Description of the task:
Carry none of the pictures over; write out the complete data exactly.

Part of a data file:
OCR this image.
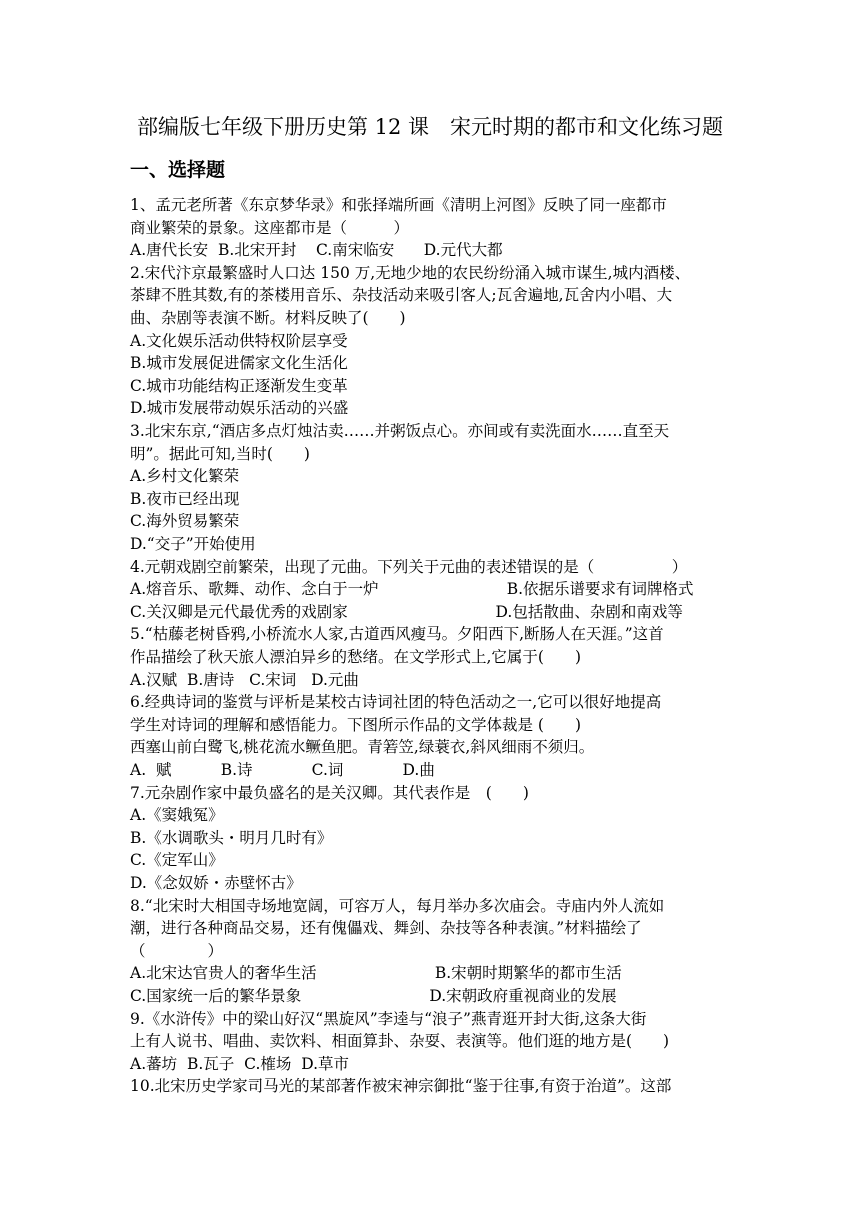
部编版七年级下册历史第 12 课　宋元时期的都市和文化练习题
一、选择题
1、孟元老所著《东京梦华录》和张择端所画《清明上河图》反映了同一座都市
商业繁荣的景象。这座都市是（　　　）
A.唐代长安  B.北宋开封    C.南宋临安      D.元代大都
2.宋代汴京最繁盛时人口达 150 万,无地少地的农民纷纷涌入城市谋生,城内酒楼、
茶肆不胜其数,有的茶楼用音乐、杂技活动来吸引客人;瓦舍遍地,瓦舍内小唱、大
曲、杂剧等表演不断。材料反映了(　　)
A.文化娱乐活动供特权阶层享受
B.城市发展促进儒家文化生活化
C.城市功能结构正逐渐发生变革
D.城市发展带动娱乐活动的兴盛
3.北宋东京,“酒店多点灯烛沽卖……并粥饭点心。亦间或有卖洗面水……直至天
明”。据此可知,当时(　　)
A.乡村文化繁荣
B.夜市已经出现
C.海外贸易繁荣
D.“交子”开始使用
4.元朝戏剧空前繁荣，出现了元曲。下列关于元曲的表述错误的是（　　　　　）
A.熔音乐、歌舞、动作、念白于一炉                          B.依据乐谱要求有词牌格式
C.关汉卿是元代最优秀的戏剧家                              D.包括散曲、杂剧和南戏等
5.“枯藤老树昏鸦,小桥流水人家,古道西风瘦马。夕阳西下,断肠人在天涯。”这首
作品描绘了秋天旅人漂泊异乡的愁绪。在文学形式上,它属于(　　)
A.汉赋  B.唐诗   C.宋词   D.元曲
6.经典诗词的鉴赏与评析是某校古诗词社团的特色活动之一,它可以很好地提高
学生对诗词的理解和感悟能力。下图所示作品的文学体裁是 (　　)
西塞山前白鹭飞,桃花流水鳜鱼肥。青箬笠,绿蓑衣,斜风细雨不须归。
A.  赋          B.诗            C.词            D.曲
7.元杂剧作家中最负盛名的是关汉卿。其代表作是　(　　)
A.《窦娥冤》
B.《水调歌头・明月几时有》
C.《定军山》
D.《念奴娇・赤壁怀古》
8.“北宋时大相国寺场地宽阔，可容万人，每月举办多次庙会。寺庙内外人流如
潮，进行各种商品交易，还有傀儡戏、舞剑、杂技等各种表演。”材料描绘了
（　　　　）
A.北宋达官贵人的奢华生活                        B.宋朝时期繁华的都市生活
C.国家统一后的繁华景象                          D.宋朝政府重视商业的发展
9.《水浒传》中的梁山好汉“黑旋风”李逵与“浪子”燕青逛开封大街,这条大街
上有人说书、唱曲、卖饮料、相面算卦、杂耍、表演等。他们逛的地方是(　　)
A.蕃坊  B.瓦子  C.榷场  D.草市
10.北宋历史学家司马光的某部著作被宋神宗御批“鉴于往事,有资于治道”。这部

Response below:
OCR this image.
部编版七年级下册历史第 12 课　宋元时期的都市和文化练习题
一、选择题
1、孟元老所著《东京梦华录》和张择端所画《清明上河图》反映了同一座都市
商业繁荣的景象。这座都市是（　　　）
A.唐代长安  B.北宋开封    C.南宋临安      D.元代大都
2.宋代汴京最繁盛时人口达 150 万,无地少地的农民纷纷涌入城市谋生,城内酒楼、
茶肆不胜其数,有的茶楼用音乐、杂技活动来吸引客人;瓦舍遍地,瓦舍内小唱、大
曲、杂剧等表演不断。材料反映了(　　)
A.文化娱乐活动供特权阶层享受
B.城市发展促进儒家文化生活化
C.城市功能结构正逐渐发生变革
D.城市发展带动娱乐活动的兴盛
3.北宋东京,“酒店多点灯烛沽卖……并粥饭点心。亦间或有卖洗面水……直至天
明”。据此可知,当时(　　)
A.乡村文化繁荣
B.夜市已经出现
C.海外贸易繁荣
D.“交子”开始使用
4.元朝戏剧空前繁荣，出现了元曲。下列关于元曲的表述错误的是（　　　　　）
A.熔音乐、歌舞、动作、念白于一炉                          B.依据乐谱要求有词牌格式
C.关汉卿是元代最优秀的戏剧家                              D.包括散曲、杂剧和南戏等
5.“枯藤老树昏鸦,小桥流水人家,古道西风瘦马。夕阳西下,断肠人在天涯。”这首
作品描绘了秋天旅人漂泊异乡的愁绪。在文学形式上,它属于(　　)
A.汉赋  B.唐诗   C.宋词   D.元曲
6.经典诗词的鉴赏与评析是某校古诗词社团的特色活动之一,它可以很好地提高
学生对诗词的理解和感悟能力。下图所示作品的文学体裁是 (　　)
西塞山前白鹭飞,桃花流水鳜鱼肥。青箬笠,绿蓑衣,斜风细雨不须归。
A.  赋          B.诗            C.词            D.曲
7.元杂剧作家中最负盛名的是关汉卿。其代表作是　(　　)
A.《窦娥冤》
B.《水调歌头・明月几时有》
C.《定军山》
D.《念奴娇・赤壁怀古》
8.“北宋时大相国寺场地宽阔，可容万人，每月举办多次庙会。寺庙内外人流如
潮，进行各种商品交易，还有傀儡戏、舞剑、杂技等各种表演。”材料描绘了
（　　　　）
A.北宋达官贵人的奢华生活                        B.宋朝时期繁华的都市生活
C.国家统一后的繁华景象                          D.宋朝政府重视商业的发展
9.《水浒传》中的梁山好汉“黑旋风”李逵与“浪子”燕青逛开封大街,这条大街
上有人说书、唱曲、卖饮料、相面算卦、杂耍、表演等。他们逛的地方是(　　)
A.蕃坊  B.瓦子  C.榷场  D.草市
10.北宋历史学家司马光的某部著作被宋神宗御批“鉴于往事,有资于治道”。这部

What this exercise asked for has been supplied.